### Directions
List each line of the data that holds the word "icon".

### Dataset records
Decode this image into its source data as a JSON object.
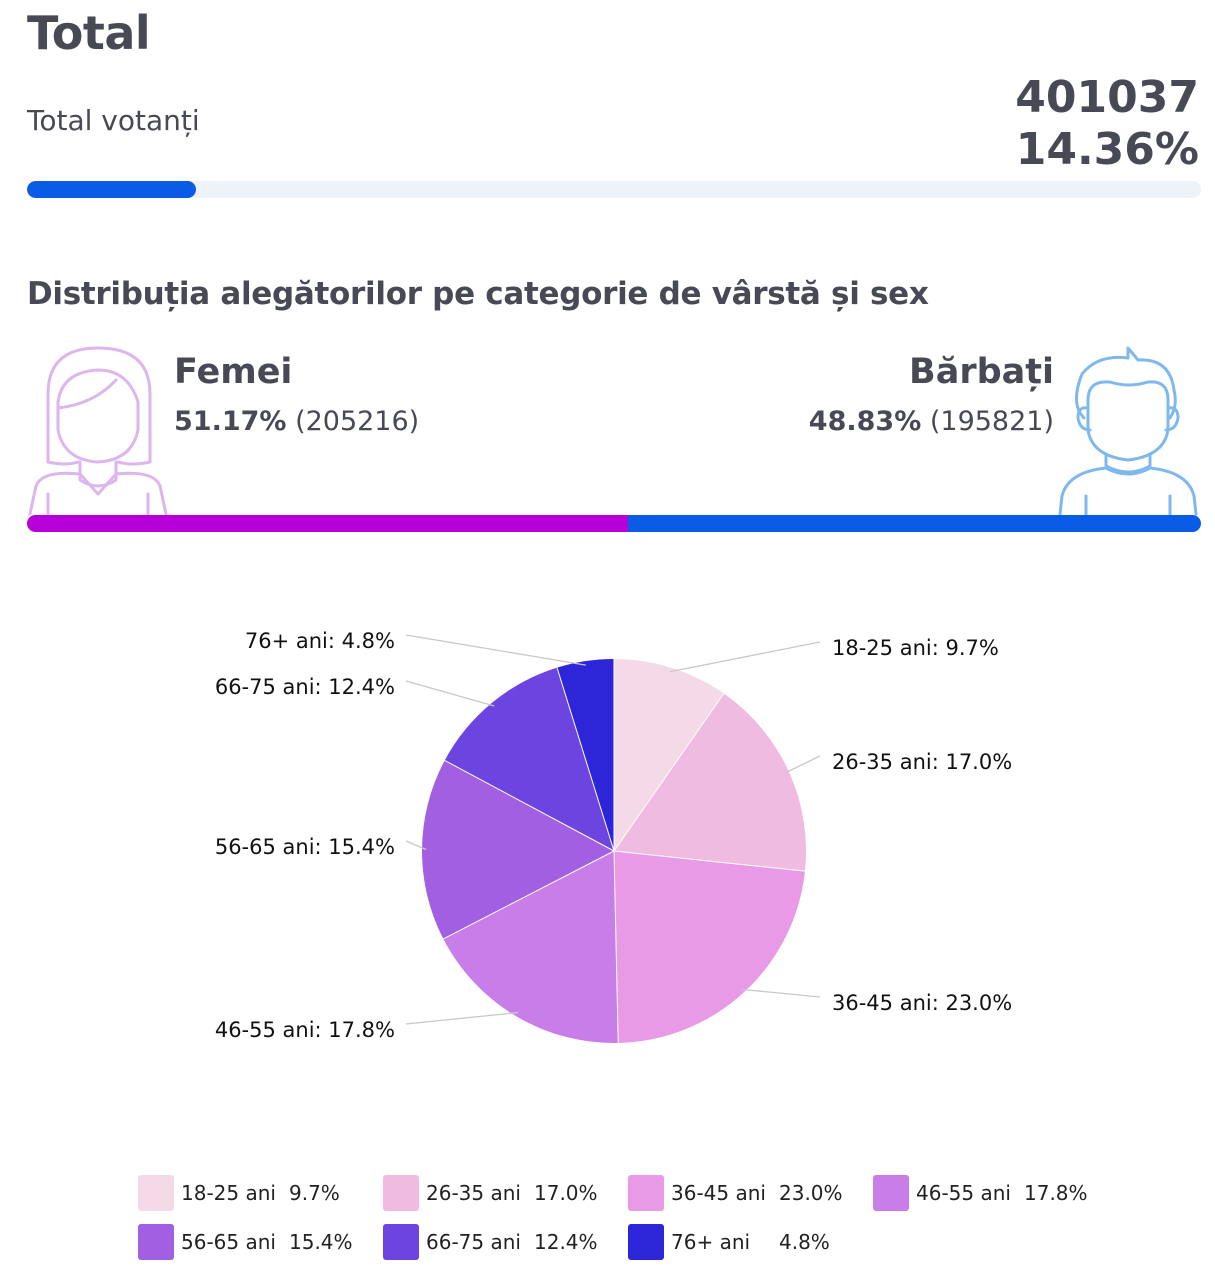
{
  "header": {
    "title": "Total",
    "total_label": "Total votanți",
    "total_count": "401037",
    "total_percent": "14.36%",
    "progress": 0.1436
  },
  "distribution": {
    "title": "Distribuția alegătorilor pe categorie de vârstă și sex",
    "female": {
      "label": "Femei",
      "percent": "51.17%",
      "count": "(205216)",
      "share": 0.5117,
      "icon": "female-avatar-icon",
      "color": "#b700d9"
    },
    "male": {
      "label": "Bărbați",
      "percent": "48.83%",
      "count": "(195821)",
      "share": 0.4883,
      "icon": "male-avatar-icon",
      "color": "#0a5ce6"
    }
  },
  "chart_data": {
    "type": "pie",
    "categories": [
      "18-25 ani",
      "26-35 ani",
      "36-45 ani",
      "46-55 ani",
      "56-65 ani",
      "66-75 ani",
      "76+ ani"
    ],
    "values": [
      9.7,
      17.0,
      23.0,
      17.8,
      15.4,
      12.4,
      4.8
    ],
    "labels": [
      "18-25 ani: 9.7%",
      "26-35 ani: 17.0%",
      "36-45 ani: 23.0%",
      "46-55 ani: 17.8%",
      "56-65 ani: 15.4%",
      "66-75 ani: 12.4%",
      "76+ ani: 4.8%"
    ],
    "legend_values": [
      "9.7%",
      "17.0%",
      "23.0%",
      "17.8%",
      "15.4%",
      "12.4%",
      "4.8%"
    ],
    "colors": [
      "#f4d9e6",
      "#efbbe0",
      "#e99ae6",
      "#c97de8",
      "#a25fe2",
      "#6c45e0",
      "#2c26d8"
    ],
    "legend_position": "bottom"
  }
}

### Reply
      "icon": "female-avatar-icon",
      "icon": "male-avatar-icon",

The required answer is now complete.